• _Extract_
The architecture supports the well known ACID-properties (durability currently isn't guaranted if the transaction crashes) and Snapshot Isolation through MVCC which in turn supports N-reading transactions in parallel to currently 1-write transaction without any locking. Supporting N-write transactions is in the works as well as the current work on indexes to support a Brackit binding which in turn supports XQuery and the XQuery Update Facility. The CoW-approach used for providing Snapshot Isolation through MVCC is especially well suited for flash-disks (sequential writes and random reads). We support several well known versioning strategies (incremental, differential, full).

The main features in a nutshell are:

  • import of differences between a resource stored in Sirix and a new version thereof in the form of an XML-document, another Sirix resource or in the future a JSON-document (for instance we imported two versions of an AST, a small set of sorted Wikipedia articles by revision-timestamps and a predefined time interval which is used to decide when to store a new revision)
  • an ID-based diff-algorithm which detects differences between two revisions/versions of a single resource in Sirix (for instance used by interactive visualizations thereof)
  • several well known versioning strategies which might adapt themselves in the future according to different workloads => thus any revision can simply be serialized, queried...
  • supports indexes (whereas we are currently working on more sophisticated typed, user defined or "learned" CoW B+-indexes -- also needs to be integrated into the Brackit-binding)
  • supports XQuery (through Brackit(.org))
  • supports the XQuery Update Facility (through Brackit(.org))
  • supports temporal axis as for instance all-time::, past::, past-or-self::, future::, future-or-self::, first::, last::, next::, previous:: as well as extended functions, as for instance doc(xs:string, xs:int) to specify a revision to restore with the second argument.
  • Path rewrite optimizations for the descendant::- and descendant-or-self:: axis to support the Brackit-binding
  • a GUI incorporates several views which are visualizing either a single revision or the differences between two or more revisions of a resource (an XML-document imported into the native format in Sirix)
  • (naturally) implements a form of MVCC and thus readers are never blocked
  • single write-transaction in parallel to N read-transactions on the same resource
  • in-memory- or on-disk-storage
  • the page-size isn't padded until a predefined size is reached. Instead only necessary bytes are written.

• _Study questions_
[a] Set down the stretch of the Sirix feature overview from "The main features" through "interactive visualizations thereof)", word for word.
[b] Answer these from the Sirix feature overview:
(i) Which three versioning strategies does it name?
(ii) Through what does Sirix support XQuery?
(iii) What two kinds of storage does it list?
The data that comes next is from a separate source.

• _Extracted information_
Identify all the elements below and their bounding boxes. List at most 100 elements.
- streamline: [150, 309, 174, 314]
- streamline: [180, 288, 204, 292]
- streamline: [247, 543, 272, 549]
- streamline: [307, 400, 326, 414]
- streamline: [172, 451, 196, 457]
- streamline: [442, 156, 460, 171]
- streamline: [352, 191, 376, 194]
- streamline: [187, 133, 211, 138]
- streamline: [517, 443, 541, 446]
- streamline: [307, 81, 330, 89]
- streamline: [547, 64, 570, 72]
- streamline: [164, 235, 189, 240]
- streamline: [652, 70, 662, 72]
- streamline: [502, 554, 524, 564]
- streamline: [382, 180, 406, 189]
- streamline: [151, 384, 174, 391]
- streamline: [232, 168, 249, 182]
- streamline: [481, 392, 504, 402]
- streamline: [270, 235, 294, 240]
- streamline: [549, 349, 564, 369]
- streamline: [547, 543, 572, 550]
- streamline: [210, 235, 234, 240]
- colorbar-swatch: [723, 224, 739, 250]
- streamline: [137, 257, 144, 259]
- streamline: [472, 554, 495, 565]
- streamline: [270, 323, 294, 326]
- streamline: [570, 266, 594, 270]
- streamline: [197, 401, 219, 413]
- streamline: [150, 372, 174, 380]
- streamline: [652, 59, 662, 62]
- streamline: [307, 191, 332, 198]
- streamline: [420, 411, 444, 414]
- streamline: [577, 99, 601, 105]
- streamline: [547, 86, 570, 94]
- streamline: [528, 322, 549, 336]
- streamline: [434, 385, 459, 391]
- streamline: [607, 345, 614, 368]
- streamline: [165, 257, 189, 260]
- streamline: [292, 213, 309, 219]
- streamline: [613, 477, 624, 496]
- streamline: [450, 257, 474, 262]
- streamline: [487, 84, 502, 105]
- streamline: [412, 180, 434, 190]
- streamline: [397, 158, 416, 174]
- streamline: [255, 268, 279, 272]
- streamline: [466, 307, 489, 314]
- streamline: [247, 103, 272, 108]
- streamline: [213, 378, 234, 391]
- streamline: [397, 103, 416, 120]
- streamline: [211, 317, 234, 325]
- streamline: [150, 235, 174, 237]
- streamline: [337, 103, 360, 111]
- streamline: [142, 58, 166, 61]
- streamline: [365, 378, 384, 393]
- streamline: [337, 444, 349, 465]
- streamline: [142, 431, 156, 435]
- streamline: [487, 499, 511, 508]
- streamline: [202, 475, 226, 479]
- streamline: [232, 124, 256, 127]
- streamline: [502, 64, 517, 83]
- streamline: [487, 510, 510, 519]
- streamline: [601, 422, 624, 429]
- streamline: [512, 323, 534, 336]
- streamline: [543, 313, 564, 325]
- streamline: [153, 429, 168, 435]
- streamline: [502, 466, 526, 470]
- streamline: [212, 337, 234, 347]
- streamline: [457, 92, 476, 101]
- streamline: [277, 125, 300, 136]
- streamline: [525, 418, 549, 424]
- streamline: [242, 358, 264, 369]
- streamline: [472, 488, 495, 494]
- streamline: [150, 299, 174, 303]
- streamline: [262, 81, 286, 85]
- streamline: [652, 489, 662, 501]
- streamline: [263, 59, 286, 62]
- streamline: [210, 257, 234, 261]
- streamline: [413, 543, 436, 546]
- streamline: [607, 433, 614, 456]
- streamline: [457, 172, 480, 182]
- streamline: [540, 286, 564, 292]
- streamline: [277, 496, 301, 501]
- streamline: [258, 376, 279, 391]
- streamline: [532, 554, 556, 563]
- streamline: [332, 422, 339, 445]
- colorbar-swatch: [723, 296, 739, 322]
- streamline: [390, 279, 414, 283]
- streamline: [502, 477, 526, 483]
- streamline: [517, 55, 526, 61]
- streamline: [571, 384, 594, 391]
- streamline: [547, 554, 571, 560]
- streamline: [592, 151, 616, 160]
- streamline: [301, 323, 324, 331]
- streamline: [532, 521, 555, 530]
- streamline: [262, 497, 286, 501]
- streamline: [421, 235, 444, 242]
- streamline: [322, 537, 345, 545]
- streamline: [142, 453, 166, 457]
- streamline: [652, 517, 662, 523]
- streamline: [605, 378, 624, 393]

• _Solutions below_
[a]
The main features in a nutshell are:

  • import of differences between a resource stored in Sirix and a new version thereof in the form of an XML-document, another Sirix resource or in the future a JSON-document (for instance we imported two versions of an AST, a small set of sorted Wikipedia articles by revision-timestamps and a predefined time interval which is used to decide when to store a new revision)
  • an ID-based diff-algorithm which detects differences between two revisions/versions of a single resource in Sirix (for instance used by interactive visualizations thereof)

[b]
(i) Incremental, differential and full.
(ii) Through Brackit(.org).
(iii) In-memory and on-disk storage.